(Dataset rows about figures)
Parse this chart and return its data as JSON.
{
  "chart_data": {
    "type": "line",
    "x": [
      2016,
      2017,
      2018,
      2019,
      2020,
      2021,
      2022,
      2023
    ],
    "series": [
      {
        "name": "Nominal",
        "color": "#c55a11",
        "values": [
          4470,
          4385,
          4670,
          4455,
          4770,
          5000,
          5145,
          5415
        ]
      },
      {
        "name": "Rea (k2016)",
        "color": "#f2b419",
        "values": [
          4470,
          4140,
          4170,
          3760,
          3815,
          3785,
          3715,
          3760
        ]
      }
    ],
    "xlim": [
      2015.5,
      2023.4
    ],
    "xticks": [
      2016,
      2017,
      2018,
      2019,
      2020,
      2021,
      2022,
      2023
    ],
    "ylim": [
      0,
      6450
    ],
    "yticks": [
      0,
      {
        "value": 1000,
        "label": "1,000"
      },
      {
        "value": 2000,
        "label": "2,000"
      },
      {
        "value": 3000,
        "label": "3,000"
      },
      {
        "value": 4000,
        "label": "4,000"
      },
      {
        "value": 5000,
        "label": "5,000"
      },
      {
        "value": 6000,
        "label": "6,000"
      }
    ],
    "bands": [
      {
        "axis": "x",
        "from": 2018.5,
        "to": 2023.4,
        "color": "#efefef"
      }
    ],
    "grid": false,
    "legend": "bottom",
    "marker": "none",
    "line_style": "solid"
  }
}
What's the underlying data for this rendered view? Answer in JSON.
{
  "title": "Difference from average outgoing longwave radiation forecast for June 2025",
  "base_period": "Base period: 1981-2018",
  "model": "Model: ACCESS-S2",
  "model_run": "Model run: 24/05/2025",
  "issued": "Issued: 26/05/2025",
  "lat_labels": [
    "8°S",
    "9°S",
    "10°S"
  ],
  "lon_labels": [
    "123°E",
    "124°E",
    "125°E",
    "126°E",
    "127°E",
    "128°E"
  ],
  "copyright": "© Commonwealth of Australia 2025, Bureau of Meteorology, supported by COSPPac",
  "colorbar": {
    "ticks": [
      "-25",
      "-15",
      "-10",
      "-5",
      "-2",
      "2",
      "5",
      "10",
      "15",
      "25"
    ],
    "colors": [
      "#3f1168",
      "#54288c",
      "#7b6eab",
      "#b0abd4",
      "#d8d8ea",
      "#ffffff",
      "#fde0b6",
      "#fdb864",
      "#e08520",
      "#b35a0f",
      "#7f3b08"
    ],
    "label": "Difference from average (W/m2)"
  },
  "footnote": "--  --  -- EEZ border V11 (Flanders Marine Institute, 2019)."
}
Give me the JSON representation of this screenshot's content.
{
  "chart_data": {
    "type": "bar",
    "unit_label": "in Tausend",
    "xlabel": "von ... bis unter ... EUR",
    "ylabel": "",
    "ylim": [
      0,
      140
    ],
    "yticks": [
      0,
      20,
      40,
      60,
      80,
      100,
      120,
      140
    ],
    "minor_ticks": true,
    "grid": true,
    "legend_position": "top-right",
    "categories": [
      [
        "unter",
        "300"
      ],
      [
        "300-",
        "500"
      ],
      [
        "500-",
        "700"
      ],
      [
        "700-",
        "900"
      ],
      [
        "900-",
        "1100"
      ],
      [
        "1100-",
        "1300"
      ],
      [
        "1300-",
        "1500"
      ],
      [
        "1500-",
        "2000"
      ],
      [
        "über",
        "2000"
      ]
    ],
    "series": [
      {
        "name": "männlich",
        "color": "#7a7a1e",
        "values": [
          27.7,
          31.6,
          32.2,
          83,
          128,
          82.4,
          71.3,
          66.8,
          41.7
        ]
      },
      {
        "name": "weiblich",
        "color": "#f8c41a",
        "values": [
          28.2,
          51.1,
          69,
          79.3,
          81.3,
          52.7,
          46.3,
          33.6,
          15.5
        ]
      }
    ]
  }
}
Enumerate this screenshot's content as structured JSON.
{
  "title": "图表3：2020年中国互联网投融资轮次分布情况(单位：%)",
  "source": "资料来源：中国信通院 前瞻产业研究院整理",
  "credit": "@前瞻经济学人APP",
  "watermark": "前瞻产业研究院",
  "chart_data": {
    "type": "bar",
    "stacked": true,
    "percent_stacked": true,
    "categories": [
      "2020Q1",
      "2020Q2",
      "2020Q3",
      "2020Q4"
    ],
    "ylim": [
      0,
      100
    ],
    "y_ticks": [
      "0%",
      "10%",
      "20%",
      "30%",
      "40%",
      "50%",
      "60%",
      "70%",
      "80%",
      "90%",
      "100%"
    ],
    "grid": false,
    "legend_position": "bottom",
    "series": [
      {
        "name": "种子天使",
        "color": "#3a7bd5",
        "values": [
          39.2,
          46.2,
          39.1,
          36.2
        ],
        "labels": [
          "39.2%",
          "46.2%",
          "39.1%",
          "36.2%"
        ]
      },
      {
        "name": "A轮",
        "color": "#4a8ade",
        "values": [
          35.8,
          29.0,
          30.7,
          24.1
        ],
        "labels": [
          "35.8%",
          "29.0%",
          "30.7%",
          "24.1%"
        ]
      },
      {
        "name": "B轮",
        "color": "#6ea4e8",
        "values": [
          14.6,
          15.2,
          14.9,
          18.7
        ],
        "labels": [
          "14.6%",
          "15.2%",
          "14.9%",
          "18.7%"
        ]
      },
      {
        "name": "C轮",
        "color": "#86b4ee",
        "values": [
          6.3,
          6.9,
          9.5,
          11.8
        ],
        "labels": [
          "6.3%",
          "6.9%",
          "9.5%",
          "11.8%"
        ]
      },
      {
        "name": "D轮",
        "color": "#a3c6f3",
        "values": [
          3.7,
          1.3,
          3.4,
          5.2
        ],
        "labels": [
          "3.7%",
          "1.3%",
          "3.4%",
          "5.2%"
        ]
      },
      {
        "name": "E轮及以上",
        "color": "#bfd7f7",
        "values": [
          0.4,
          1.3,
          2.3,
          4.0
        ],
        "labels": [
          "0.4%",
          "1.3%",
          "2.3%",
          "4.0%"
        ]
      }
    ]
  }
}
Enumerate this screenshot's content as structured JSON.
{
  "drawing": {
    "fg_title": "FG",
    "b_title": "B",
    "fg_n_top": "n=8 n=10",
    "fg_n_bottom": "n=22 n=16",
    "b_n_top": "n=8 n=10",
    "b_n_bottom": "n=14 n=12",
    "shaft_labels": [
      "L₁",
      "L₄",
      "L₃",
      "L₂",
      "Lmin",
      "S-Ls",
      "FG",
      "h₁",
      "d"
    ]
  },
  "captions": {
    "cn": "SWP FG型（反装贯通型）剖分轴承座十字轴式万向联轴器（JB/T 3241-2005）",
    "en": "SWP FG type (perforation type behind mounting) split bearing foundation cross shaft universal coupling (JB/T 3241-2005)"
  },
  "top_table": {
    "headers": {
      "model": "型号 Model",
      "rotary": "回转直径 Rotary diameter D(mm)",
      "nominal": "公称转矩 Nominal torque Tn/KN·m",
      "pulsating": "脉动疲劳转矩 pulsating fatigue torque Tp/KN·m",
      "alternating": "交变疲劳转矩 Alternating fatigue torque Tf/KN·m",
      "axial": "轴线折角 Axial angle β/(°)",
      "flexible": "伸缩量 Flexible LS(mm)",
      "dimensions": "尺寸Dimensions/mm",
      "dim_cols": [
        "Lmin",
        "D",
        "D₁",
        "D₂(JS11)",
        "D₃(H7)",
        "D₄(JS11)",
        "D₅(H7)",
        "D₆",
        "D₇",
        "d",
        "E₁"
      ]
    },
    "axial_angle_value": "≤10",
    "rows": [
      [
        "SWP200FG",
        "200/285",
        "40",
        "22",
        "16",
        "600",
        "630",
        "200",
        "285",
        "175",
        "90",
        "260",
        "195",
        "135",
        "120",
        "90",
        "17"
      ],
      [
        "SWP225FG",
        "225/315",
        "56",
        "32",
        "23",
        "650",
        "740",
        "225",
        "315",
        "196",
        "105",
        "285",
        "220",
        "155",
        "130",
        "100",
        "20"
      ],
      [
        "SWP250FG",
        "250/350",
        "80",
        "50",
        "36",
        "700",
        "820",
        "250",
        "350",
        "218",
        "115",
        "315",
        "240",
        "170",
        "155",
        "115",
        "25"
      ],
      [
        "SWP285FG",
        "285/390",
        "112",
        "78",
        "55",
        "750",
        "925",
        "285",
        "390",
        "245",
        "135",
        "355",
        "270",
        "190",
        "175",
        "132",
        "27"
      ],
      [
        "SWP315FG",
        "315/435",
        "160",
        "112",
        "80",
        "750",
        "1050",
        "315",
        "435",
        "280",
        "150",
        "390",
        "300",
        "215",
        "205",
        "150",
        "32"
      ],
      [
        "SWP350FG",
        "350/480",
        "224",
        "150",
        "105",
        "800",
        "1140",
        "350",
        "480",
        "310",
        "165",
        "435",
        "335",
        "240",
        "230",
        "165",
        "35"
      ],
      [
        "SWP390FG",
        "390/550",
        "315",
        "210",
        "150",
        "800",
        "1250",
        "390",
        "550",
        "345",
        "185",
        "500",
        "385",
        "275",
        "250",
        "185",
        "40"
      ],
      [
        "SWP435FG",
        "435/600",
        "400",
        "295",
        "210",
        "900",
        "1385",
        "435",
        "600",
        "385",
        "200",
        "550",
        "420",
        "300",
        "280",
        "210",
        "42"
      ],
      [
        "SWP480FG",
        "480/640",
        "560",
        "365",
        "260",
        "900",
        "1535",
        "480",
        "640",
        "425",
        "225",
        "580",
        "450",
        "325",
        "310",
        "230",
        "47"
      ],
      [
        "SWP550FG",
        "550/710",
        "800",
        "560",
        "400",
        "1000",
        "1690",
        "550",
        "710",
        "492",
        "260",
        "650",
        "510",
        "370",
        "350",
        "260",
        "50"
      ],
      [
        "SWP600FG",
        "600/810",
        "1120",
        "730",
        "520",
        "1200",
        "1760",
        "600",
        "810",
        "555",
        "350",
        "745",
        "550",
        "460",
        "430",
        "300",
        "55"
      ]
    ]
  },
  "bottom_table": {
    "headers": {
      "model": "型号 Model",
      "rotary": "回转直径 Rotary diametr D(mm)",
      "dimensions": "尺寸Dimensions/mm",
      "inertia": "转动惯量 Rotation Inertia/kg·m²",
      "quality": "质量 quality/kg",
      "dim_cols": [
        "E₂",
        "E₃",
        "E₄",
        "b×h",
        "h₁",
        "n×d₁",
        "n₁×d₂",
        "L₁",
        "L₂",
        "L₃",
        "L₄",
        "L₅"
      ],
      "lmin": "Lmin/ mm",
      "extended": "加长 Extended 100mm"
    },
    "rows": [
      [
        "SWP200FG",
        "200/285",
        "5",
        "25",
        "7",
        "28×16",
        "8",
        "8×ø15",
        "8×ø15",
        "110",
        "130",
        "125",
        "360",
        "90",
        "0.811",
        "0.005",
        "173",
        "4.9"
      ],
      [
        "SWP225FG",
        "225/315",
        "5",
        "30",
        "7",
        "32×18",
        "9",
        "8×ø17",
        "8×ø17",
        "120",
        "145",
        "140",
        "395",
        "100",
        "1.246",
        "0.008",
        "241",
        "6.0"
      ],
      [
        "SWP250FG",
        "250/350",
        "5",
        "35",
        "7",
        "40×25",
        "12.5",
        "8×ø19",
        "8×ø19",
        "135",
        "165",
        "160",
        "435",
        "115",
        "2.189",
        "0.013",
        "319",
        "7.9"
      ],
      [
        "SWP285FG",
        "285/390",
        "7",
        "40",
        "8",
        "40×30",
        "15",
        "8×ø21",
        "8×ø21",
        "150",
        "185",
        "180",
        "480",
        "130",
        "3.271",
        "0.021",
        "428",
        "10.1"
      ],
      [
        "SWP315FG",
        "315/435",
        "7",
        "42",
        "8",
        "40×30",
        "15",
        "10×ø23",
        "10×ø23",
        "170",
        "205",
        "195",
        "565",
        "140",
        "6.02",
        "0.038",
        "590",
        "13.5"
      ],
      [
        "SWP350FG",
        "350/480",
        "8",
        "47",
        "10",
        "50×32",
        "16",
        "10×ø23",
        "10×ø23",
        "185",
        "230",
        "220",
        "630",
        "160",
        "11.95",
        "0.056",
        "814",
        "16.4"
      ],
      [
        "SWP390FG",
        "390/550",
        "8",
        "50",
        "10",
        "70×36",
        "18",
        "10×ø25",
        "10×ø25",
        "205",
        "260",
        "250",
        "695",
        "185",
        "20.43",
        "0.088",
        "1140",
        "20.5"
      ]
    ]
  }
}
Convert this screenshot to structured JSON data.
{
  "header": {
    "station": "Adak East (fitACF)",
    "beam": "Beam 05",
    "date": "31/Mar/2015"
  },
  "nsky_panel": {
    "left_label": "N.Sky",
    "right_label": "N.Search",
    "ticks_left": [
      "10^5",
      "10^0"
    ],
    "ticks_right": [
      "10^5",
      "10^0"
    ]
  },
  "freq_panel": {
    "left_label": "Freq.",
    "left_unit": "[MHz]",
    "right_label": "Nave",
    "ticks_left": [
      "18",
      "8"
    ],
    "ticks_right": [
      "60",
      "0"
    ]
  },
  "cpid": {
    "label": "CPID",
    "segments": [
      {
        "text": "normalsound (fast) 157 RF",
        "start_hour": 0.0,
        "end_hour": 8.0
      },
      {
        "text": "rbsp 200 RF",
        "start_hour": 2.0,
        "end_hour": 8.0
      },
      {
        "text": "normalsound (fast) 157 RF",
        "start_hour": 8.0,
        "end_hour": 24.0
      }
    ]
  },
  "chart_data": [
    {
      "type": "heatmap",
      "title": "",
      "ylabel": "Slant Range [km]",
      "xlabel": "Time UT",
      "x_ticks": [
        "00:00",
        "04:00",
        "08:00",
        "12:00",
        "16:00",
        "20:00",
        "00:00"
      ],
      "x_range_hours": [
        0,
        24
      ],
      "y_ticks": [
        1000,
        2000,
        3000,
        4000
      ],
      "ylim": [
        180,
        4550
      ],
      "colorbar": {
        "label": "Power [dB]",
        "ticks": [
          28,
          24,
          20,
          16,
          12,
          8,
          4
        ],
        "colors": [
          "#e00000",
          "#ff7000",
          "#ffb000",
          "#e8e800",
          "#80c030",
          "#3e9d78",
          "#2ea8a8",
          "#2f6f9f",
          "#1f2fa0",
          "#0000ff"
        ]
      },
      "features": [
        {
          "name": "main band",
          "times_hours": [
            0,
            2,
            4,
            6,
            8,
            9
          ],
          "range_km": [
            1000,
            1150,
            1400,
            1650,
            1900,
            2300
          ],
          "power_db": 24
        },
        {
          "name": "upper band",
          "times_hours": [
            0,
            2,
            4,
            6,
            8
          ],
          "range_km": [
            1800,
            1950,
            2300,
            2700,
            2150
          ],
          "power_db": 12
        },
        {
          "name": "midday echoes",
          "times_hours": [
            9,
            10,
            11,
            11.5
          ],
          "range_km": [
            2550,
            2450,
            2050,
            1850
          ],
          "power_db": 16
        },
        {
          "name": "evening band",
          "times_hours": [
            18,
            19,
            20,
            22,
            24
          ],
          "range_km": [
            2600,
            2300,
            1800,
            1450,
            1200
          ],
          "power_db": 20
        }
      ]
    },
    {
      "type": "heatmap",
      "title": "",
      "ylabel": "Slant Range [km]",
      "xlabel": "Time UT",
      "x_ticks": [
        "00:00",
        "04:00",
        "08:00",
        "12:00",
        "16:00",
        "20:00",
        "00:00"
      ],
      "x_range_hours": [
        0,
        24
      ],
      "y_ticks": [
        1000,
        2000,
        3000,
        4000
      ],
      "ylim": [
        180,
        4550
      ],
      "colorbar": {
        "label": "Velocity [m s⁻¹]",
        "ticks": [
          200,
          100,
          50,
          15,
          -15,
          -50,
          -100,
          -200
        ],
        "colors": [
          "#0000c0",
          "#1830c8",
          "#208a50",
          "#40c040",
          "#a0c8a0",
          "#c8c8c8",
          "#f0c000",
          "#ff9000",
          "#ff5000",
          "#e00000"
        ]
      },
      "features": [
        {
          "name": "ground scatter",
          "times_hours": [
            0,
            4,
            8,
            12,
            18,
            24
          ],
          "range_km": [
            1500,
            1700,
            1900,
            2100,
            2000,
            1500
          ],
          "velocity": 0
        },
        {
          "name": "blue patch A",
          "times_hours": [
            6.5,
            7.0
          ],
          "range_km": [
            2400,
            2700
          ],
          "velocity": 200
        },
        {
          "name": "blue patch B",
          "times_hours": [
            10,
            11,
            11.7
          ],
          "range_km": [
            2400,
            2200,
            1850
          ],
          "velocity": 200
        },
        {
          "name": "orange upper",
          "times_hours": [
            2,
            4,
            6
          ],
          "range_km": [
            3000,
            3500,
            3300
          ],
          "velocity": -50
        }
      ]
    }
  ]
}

GOAL -
Pick out the lines above that hold the string "fatigue" and show them.

PROBLEM SOLUTION -
      "pulsating": "脉动疲劳转矩 pulsating fatigue torque Tp/KN·m",
      "alternating": "交变疲劳转矩 Alternating fatigue torque Tf/KN·m",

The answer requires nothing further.